--- Begin Records for processing ---
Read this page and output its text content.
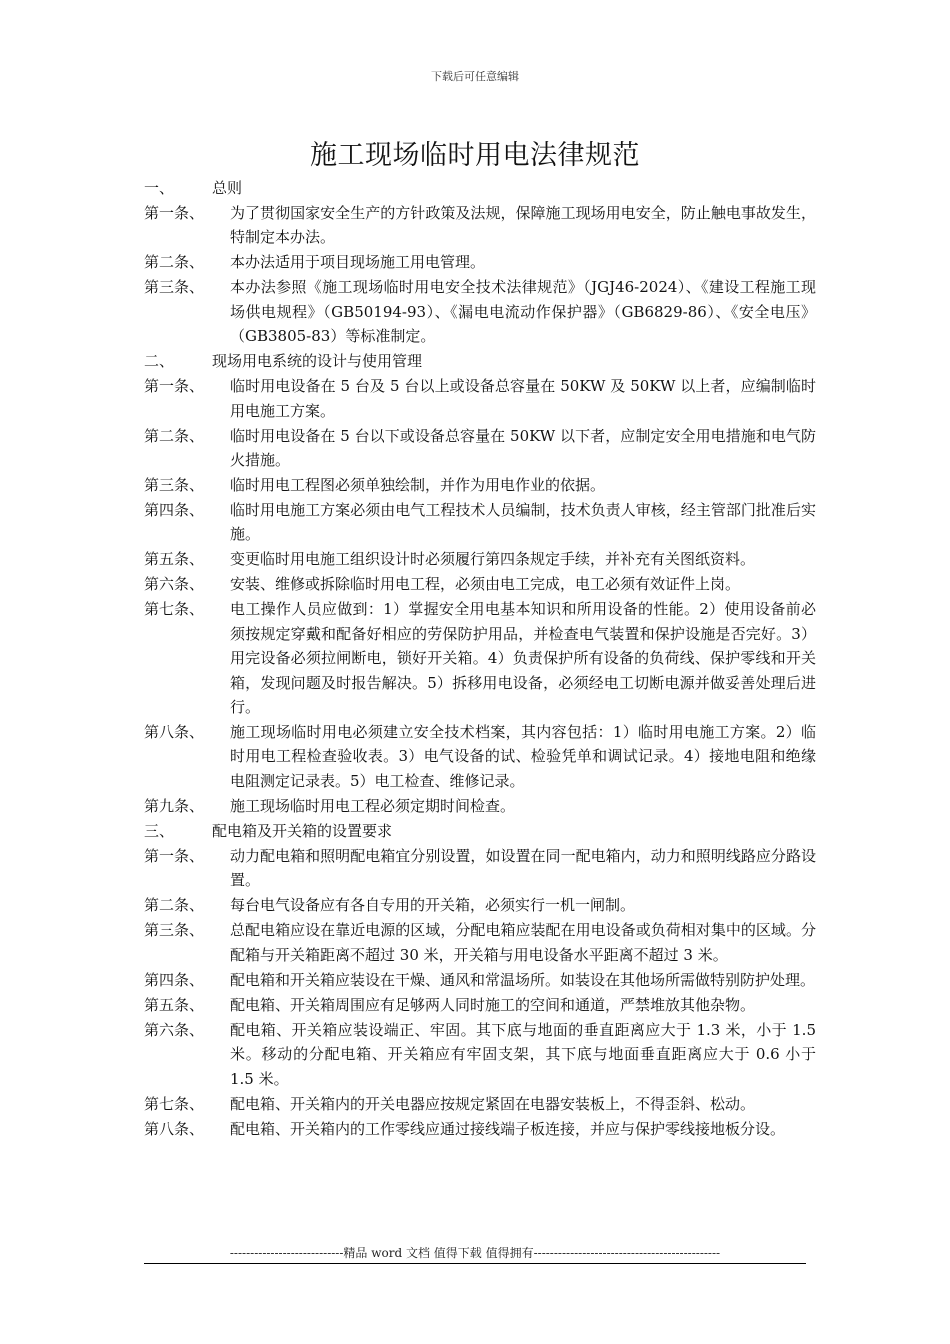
下载后可任意编辑
施工现场临时用电法律规范
一、	总则
第一条、	为了贯彻国家安全生产的方针政策及法规，保障施工现场用电安全，防止触电事故发生，特制定本办法。
第二条、	本办法适用于项目现场施工用电管理。
第三条、	本办法参照《施工现场临时用电安全技术法律规范》（JGJ46-2024）、《建设工程施工现场供电规程》（GB50194-93）、《漏电电流动作保护器》（GB6829-86）、《安全电压》（GB3805-83）等标准制定。
二、	现场用电系统的设计与使用管理
第一条、	临时用电设备在 5 台及 5 台以上或设备总容量在 50KW 及 50KW 以上者，应编制临时用电施工方案。
第二条、	临时用电设备在 5 台以下或设备总容量在 50KW 以下者，应制定安全用电措施和电气防火措施。
第三条、	临时用电工程图必须单独绘制，并作为用电作业的依据。
第四条、	临时用电施工方案必须由电气工程技术人员编制，技术负责人审核，经主管部门批准后实施。
第五条、	变更临时用电施工组织设计时必须履行第四条规定手续，并补充有关图纸资料。
第六条、	安装、维修或拆除临时用电工程，必须由电工完成，电工必须有效证件上岗。
第七条、	电工操作人员应做到：1）掌握安全用电基本知识和所用设备的性能。2）使用设备前必须按规定穿戴和配备好相应的劳保防护用品，并检查电气装置和保护设施是否完好。3）用完设备必须拉闸断电，锁好开关箱。4）负责保护所有设备的负荷线、保护零线和开关箱，发现问题及时报告解决。5）拆移用电设备，必须经电工切断电源并做妥善处理后进行。
第八条、	施工现场临时用电必须建立安全技术档案，其内容包括：1）临时用电施工方案。2）临时用电工程检查验收表。3）电气设备的试、检验凭单和调试记录。4）接地电阻和绝缘电阻测定记录表。5）电工检查、维修记录。
第九条、	施工现场临时用电工程必须定期时间检查。
三、	配电箱及开关箱的设置要求
第一条、	动力配电箱和照明配电箱宜分别设置，如设置在同一配电箱内，动力和照明线路应分路设置。
第二条、	每台电气设备应有各自专用的开关箱，必须实行一机一闸制。
第三条、	总配电箱应设在靠近电源的区域，分配电箱应装配在用电设备或负荷相对集中的区域。分配箱与开关箱距离不超过 30 米，开关箱与用电设备水平距离不超过 3 米。
第四条、	配电箱和开关箱应装设在干燥、通风和常温场所。如装设在其他场所需做特别防护处理。
第五条、	配电箱、开关箱周围应有足够两人同时施工的空间和通道，严禁堆放其他杂物。
第六条、	配电箱、开关箱应装设端正、牢固。其下底与地面的垂直距离应大于 1.3 米，小于 1.5 米。移动的分配电箱、开关箱应有牢固支架，其下底与地面垂直距离应大于 0.6 小于 1.5 米。
第七条、	配电箱、开关箱内的开关电器应按规定紧固在电器安装板上，不得歪斜、松动。
第八条、	配电箱、开关箱内的工作零线应通过接线端子板连接，并应与保护零线接地板分设。
----------------------------精品 word 文档 值得下载 值得拥有----------------------------------------------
--- End Records for processing ---
▶ **Task objective**:
Leave the pictures out and output the rest of the listing exactly.

▶ **Reply to the task**:
Read this page and output its text content.
下载后可任意编辑
施工现场临时用电法律规范
一、	总则
第一条、	为了贯彻国家安全生产的方针政策及法规，保障施工现场用电安全，防止触电事故发生，特制定本办法。
第二条、	本办法适用于项目现场施工用电管理。
第三条、	本办法参照《施工现场临时用电安全技术法律规范》（JGJ46-2024）、《建设工程施工现场供电规程》（GB50194-93）、《漏电电流动作保护器》（GB6829-86）、《安全电压》（GB3805-83）等标准制定。
二、	现场用电系统的设计与使用管理
第一条、	临时用电设备在 5 台及 5 台以上或设备总容量在 50KW 及 50KW 以上者，应编制临时用电施工方案。
第二条、	临时用电设备在 5 台以下或设备总容量在 50KW 以下者，应制定安全用电措施和电气防火措施。
第三条、	临时用电工程图必须单独绘制，并作为用电作业的依据。
第四条、	临时用电施工方案必须由电气工程技术人员编制，技术负责人审核，经主管部门批准后实施。
第五条、	变更临时用电施工组织设计时必须履行第四条规定手续，并补充有关图纸资料。
第六条、	安装、维修或拆除临时用电工程，必须由电工完成，电工必须有效证件上岗。
第七条、	电工操作人员应做到：1）掌握安全用电基本知识和所用设备的性能。2）使用设备前必须按规定穿戴和配备好相应的劳保防护用品，并检查电气装置和保护设施是否完好。3）用完设备必须拉闸断电，锁好开关箱。4）负责保护所有设备的负荷线、保护零线和开关箱，发现问题及时报告解决。5）拆移用电设备，必须经电工切断电源并做妥善处理后进行。
第八条、	施工现场临时用电必须建立安全技术档案，其内容包括：1）临时用电施工方案。2）临时用电工程检查验收表。3）电气设备的试、检验凭单和调试记录。4）接地电阻和绝缘电阻测定记录表。5）电工检查、维修记录。
第九条、	施工现场临时用电工程必须定期时间检查。
三、	配电箱及开关箱的设置要求
第一条、	动力配电箱和照明配电箱宜分别设置，如设置在同一配电箱内，动力和照明线路应分路设置。
第二条、	每台电气设备应有各自专用的开关箱，必须实行一机一闸制。
第三条、	总配电箱应设在靠近电源的区域，分配电箱应装配在用电设备或负荷相对集中的区域。分配箱与开关箱距离不超过 30 米，开关箱与用电设备水平距离不超过 3 米。
第四条、	配电箱和开关箱应装设在干燥、通风和常温场所。如装设在其他场所需做特别防护处理。
第五条、	配电箱、开关箱周围应有足够两人同时施工的空间和通道，严禁堆放其他杂物。
第六条、	配电箱、开关箱应装设端正、牢固。其下底与地面的垂直距离应大于 1.3 米，小于 1.5 米。移动的分配电箱、开关箱应有牢固支架，其下底与地面垂直距离应大于 0.6 小于 1.5 米。
第七条、	配电箱、开关箱内的开关电器应按规定紧固在电器安装板上，不得歪斜、松动。
第八条、	配电箱、开关箱内的工作零线应通过接线端子板连接，并应与保护零线接地板分设。
----------------------------精品 word 文档 值得下载 值得拥有----------------------------------------------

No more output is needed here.